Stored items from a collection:
..........

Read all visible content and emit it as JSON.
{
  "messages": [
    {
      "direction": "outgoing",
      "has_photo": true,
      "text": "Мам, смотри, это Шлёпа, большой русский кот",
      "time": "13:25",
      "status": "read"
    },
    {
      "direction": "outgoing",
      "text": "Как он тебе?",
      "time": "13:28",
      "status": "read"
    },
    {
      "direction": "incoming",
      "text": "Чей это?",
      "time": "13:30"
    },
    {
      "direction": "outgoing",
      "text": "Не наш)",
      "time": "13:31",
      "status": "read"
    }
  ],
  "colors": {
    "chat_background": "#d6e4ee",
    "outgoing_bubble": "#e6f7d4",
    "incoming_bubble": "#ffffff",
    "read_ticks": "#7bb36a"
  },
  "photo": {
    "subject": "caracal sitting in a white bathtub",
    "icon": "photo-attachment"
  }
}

..........

Short exercise = Reproduce the listing in full. Keep it exactly as written.

Written solution =
Read all visible content and emit it as JSON.
{
  "messages": [
    {
      "direction": "outgoing",
      "has_photo": true,
      "text": "Мам, смотри, это Шлёпа, большой русский кот",
      "time": "13:25",
      "status": "read"
    },
    {
      "direction": "outgoing",
      "text": "Как он тебе?",
      "time": "13:28",
      "status": "read"
    },
    {
      "direction": "incoming",
      "text": "Чей это?",
      "time": "13:30"
    },
    {
      "direction": "outgoing",
      "text": "Не наш)",
      "time": "13:31",
      "status": "read"
    }
  ],
  "colors": {
    "chat_background": "#d6e4ee",
    "outgoing_bubble": "#e6f7d4",
    "incoming_bubble": "#ffffff",
    "read_ticks": "#7bb36a"
  },
  "photo": {
    "subject": "caracal sitting in a white bathtub",
    "icon": "photo-attachment"
  }
}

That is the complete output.